The problem:
Only a number is wanted: how many lines of the entries include the string "from"?

*** Block opens ***

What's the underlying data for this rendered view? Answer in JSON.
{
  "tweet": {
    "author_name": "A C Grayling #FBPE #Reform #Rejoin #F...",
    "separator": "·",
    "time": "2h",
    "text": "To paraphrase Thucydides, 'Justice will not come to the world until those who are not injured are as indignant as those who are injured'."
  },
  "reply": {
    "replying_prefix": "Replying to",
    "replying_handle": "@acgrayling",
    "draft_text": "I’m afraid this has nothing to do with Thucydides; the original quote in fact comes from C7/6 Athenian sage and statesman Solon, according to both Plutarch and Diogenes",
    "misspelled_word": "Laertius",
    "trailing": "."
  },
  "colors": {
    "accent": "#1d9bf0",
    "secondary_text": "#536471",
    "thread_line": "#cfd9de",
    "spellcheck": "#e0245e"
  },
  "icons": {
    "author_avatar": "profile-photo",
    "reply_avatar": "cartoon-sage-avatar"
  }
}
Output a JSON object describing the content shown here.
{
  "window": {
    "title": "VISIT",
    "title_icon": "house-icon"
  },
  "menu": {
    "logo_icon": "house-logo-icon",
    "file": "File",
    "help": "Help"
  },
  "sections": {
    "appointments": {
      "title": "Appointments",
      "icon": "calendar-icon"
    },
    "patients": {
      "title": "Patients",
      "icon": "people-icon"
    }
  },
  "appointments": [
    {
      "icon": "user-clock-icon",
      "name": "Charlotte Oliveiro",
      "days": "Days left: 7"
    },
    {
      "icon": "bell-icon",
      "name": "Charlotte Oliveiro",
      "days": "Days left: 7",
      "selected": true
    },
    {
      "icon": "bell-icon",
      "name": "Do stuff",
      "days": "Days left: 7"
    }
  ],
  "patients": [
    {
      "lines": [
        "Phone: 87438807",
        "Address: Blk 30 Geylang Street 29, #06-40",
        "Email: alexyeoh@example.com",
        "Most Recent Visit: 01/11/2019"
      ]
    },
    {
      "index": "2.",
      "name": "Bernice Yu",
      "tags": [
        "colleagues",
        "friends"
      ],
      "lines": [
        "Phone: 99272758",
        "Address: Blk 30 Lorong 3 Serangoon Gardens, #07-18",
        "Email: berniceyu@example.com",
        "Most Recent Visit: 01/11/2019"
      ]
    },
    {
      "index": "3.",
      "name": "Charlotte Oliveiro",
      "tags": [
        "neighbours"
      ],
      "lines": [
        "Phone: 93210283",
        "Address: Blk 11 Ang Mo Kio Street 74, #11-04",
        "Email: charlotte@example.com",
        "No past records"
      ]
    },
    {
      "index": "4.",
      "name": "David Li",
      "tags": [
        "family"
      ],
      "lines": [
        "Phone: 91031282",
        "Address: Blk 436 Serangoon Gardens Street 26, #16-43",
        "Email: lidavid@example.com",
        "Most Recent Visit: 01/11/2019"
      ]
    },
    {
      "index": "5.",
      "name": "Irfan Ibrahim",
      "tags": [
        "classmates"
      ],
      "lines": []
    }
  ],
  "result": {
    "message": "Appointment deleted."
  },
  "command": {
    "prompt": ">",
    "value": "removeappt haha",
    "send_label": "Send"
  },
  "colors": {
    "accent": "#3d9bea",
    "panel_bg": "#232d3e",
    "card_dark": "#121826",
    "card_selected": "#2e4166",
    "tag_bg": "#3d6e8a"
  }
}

*** Block closes ***
*** Block opens ***

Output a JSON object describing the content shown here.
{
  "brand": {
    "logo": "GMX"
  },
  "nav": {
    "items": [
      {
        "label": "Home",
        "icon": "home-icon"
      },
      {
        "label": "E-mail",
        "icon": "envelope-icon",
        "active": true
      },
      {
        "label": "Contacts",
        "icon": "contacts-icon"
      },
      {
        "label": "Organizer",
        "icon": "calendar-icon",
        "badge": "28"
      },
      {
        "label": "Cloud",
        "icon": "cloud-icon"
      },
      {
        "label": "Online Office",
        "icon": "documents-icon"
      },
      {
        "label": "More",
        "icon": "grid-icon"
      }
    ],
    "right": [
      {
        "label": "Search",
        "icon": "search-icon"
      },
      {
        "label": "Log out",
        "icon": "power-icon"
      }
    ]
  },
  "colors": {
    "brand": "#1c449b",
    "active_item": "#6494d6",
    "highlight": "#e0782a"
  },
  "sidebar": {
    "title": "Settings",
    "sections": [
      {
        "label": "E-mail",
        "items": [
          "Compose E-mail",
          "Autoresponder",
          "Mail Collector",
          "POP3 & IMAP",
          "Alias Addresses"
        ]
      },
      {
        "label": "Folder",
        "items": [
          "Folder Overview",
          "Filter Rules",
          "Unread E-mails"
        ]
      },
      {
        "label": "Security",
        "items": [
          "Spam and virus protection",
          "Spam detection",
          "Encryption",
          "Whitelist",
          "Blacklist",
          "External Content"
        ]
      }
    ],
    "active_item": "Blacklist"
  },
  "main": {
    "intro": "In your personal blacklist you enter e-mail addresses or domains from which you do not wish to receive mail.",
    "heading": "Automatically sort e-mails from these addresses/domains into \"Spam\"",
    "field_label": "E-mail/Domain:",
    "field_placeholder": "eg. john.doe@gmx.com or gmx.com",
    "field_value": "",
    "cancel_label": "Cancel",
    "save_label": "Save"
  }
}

*** Block closes ***

Your response:
3